Using the records provided below, locate and copy each line that contains the word "nDegree".

[Begin Dataset records]

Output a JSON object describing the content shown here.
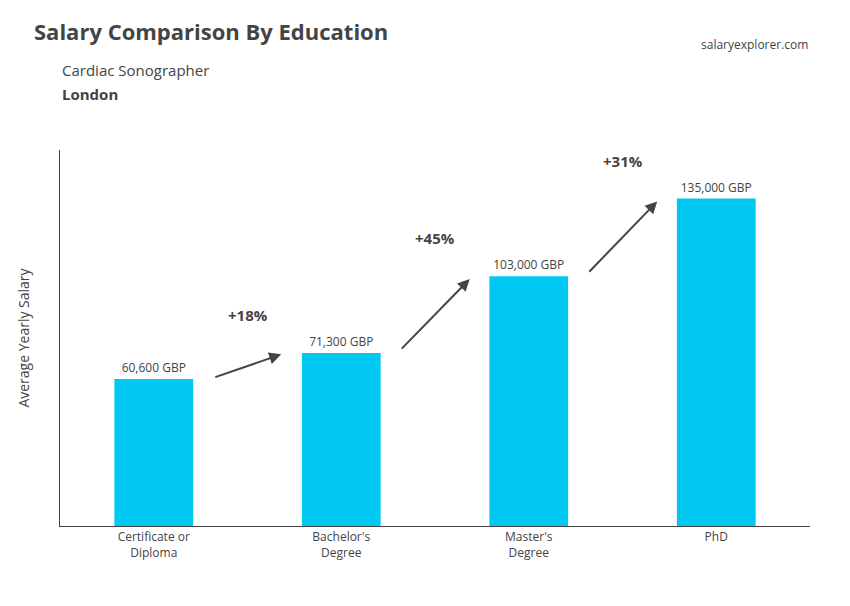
{
  "chart_data": {
    "type": "bar",
    "title": "Salary Comparison By Education",
    "subtitle": [
      "Cardiac Sonographer",
      "London"
    ],
    "categories": [
      "Certificate or\nDiploma",
      "Bachelor's\nDegree",
      "Master's\nDegree",
      "PhD"
    ],
    "values": [
      60600,
      71300,
      103000,
      135000
    ],
    "value_labels": [
      "60,600 GBP",
      "71,300 GBP",
      "103,000 GBP",
      "135,000 GBP"
    ],
    "data_labels": true,
    "annotations": [
      "+18%",
      "+45%",
      "+31%",
      "salaryexplorer.com"
    ],
    "color": "#00c8f0",
    "ylabel": "Average Yearly Salary",
    "ylim": [
      0,
      155000
    ],
    "tick_labels": "x",
    "grid": false
  }
}
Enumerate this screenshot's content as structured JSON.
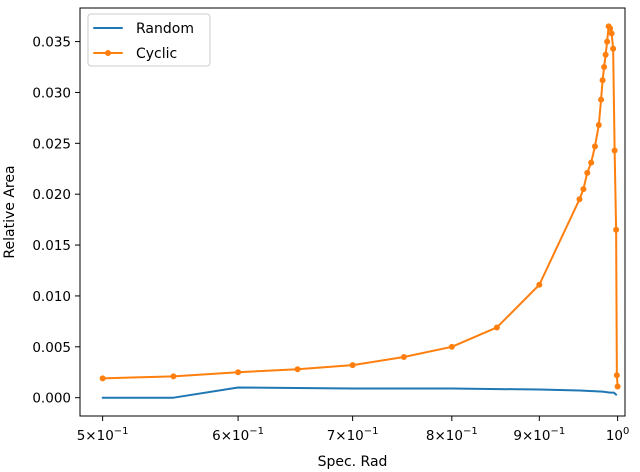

[End Dataset records]

● Output for this task
      "Bachelor's\nDegree",
      "Master's\nDegree",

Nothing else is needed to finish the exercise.